# Instruction
State how many lines in the listing below include the word "text", and add nothing besides the number.

# Information given
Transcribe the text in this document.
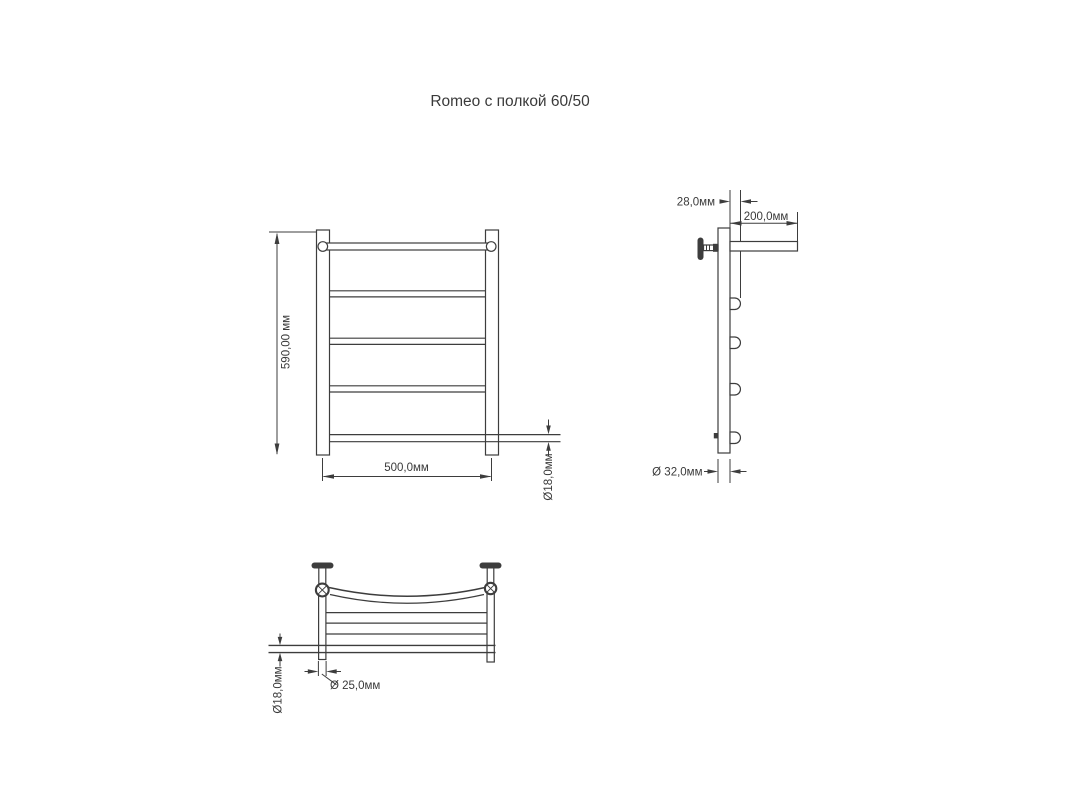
Romeo с полкой 60/50
590,00 мм
500,0мм	Ø18,0мм
28,0мм
200,0мм
Ø 32,0мм
Ø18,0мм	Ø 25,0мм
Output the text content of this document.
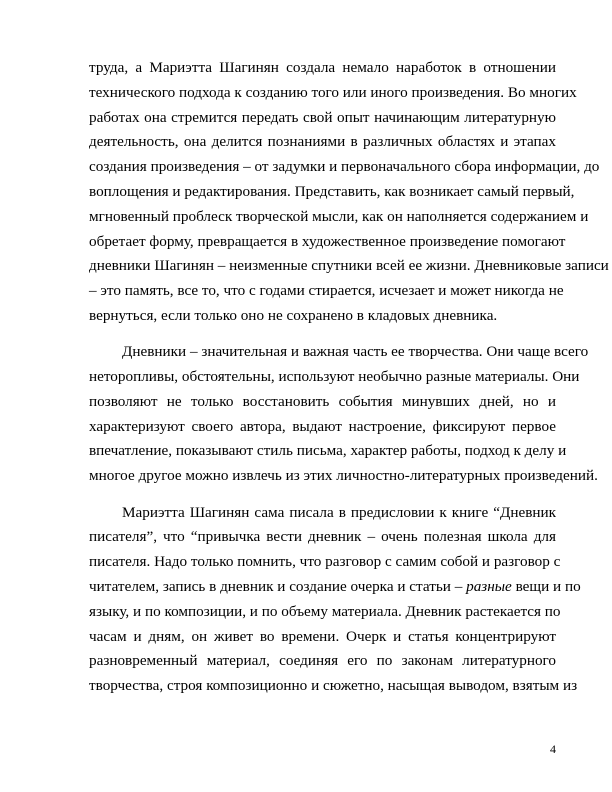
труда, а Мариэтта Шагинян создала немало наработок в отношении
технического подхода к созданию того или иного произведения. Во многих
работах она стремится передать свой опыт начинающим литературную
деятельность, она делится познаниями в различных областях и этапах
создания произведения – от задумки и первоначального сбора информации, до
воплощения и редактирования. Представить, как возникает самый первый,
мгновенный проблеск творческой мысли, как он наполняется содержанием и
обретает форму, превращается в художественное произведение помогают
дневники Шагинян – неизменные спутники всей ее жизни. Дневниковые записи
– это память, все то, что с годами стирается, исчезает и может никогда не
вернуться, если только оно не сохранено в кладовых дневника.

Дневники – значительная и важная часть ее творчества. Они чаще всего
неторопливы, обстоятельны, используют необычно разные материалы. Они
позволяют не только восстановить события минувших дней, но и
характеризуют своего автора, выдают настроение, фиксируют первое
впечатление, показывают стиль письма, характер работы, подход к делу и
многое другое можно извлечь из этих личностно-литературных произведений.

Мариэтта Шагинян сама писала в предисловии к книге “Дневник
писателя”, что “привычка вести дневник – очень полезная школа для
писателя. Надо только помнить, что разговор с самим собой и разговор с
читателем, запись в дневник и создание очерка и статьи – разные вещи и по
языку, и по композиции, и по объему материала. Дневник растекается по
часам и дням, он живет во времени. Очерк и статья концентрируют
разновременный материал, соединяя его по законам литературного
творчества, строя композиционно и сюжетно, насыщая выводом, взятым из

4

# Written response
2